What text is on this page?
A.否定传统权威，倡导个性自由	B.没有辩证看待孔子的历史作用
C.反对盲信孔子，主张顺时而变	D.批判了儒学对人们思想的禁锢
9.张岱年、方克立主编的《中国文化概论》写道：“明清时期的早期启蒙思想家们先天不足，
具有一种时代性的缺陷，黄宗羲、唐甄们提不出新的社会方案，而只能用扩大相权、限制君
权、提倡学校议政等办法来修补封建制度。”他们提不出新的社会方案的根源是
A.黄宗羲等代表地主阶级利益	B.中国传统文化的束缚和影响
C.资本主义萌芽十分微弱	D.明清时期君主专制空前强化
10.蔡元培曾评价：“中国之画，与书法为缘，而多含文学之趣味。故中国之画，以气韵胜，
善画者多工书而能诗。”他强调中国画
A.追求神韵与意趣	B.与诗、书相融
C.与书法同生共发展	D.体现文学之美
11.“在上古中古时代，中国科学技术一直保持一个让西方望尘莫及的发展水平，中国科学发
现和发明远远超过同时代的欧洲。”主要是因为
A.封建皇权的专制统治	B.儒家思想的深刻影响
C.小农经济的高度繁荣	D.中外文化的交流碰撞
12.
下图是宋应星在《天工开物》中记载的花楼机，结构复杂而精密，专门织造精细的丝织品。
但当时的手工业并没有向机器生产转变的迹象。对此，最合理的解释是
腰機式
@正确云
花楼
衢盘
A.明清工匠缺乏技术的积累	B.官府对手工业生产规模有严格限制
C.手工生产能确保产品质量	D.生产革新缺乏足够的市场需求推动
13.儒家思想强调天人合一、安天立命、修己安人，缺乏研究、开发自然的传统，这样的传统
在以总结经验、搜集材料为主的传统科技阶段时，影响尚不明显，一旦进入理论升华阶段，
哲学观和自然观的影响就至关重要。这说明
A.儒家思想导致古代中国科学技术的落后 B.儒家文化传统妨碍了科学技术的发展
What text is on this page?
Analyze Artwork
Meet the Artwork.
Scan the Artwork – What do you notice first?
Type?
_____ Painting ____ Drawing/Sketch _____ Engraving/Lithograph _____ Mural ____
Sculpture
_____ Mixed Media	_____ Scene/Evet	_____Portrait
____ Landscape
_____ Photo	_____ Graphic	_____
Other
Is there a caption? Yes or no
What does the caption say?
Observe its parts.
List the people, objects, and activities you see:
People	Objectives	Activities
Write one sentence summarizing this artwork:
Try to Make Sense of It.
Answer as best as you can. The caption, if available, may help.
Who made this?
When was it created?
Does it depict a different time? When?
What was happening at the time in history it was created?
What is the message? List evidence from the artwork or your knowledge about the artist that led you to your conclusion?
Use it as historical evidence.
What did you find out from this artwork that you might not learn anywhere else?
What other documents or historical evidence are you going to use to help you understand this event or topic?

# SET EXERCISE
Extract, from the listing above, every line where the string "evidence" occurs.

# FINISHED EXERCISE
What is the message? List evidence from the artwork or your knowledge about the artist that led you to your conclusion?
Use it as historical evidence.
What other documents or historical evidence are you going to use to help you understand this event or topic?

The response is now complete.